- What is being asked
Repeat the records exactly. Every line must match.

--------------------------------------------------

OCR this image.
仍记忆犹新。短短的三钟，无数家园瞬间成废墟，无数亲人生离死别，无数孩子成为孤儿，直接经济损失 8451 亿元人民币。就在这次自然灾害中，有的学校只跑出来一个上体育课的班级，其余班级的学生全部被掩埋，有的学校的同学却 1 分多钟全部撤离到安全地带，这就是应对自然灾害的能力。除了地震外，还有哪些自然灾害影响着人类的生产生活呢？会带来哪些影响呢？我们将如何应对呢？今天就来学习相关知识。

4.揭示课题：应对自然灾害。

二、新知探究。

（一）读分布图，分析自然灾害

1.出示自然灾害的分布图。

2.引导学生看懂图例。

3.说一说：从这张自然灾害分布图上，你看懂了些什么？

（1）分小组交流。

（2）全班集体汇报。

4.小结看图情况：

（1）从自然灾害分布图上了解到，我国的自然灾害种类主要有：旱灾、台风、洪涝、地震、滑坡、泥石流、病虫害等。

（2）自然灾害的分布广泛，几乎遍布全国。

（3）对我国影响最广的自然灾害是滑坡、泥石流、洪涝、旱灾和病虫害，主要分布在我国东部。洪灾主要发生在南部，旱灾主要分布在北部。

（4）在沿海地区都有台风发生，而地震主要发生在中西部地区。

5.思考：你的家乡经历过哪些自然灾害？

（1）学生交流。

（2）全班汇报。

--------------------------------------------------

- The solution
OCR this image.
仍记忆犹新。短短的三钟，无数家园瞬间成废墟，无数亲人生离死别，无数孩子成为孤儿，直接经济损失 8451 亿元人民币。就在这次自然灾害中，有的学校只跑出来一个上体育课的班级，其余班级的学生全部被掩埋，有的学校的同学却 1 分多钟全部撤离到安全地带，这就是应对自然灾害的能力。除了地震外，还有哪些自然灾害影响着人类的生产生活呢？会带来哪些影响呢？我们将如何应对呢？今天就来学习相关知识。

4.揭示课题：应对自然灾害。

二、新知探究。

（一）读分布图，分析自然灾害

1.出示自然灾害的分布图。

2.引导学生看懂图例。

3.说一说：从这张自然灾害分布图上，你看懂了些什么？

（1）分小组交流。

（2）全班集体汇报。

4.小结看图情况：

（1）从自然灾害分布图上了解到，我国的自然灾害种类主要有：旱灾、台风、洪涝、地震、滑坡、泥石流、病虫害等。

（2）自然灾害的分布广泛，几乎遍布全国。

（3）对我国影响最广的自然灾害是滑坡、泥石流、洪涝、旱灾和病虫害，主要分布在我国东部。洪灾主要发生在南部，旱灾主要分布在北部。

（4）在沿海地区都有台风发生，而地震主要发生在中西部地区。

5.思考：你的家乡经历过哪些自然灾害？

（1）学生交流。

（2）全班汇报。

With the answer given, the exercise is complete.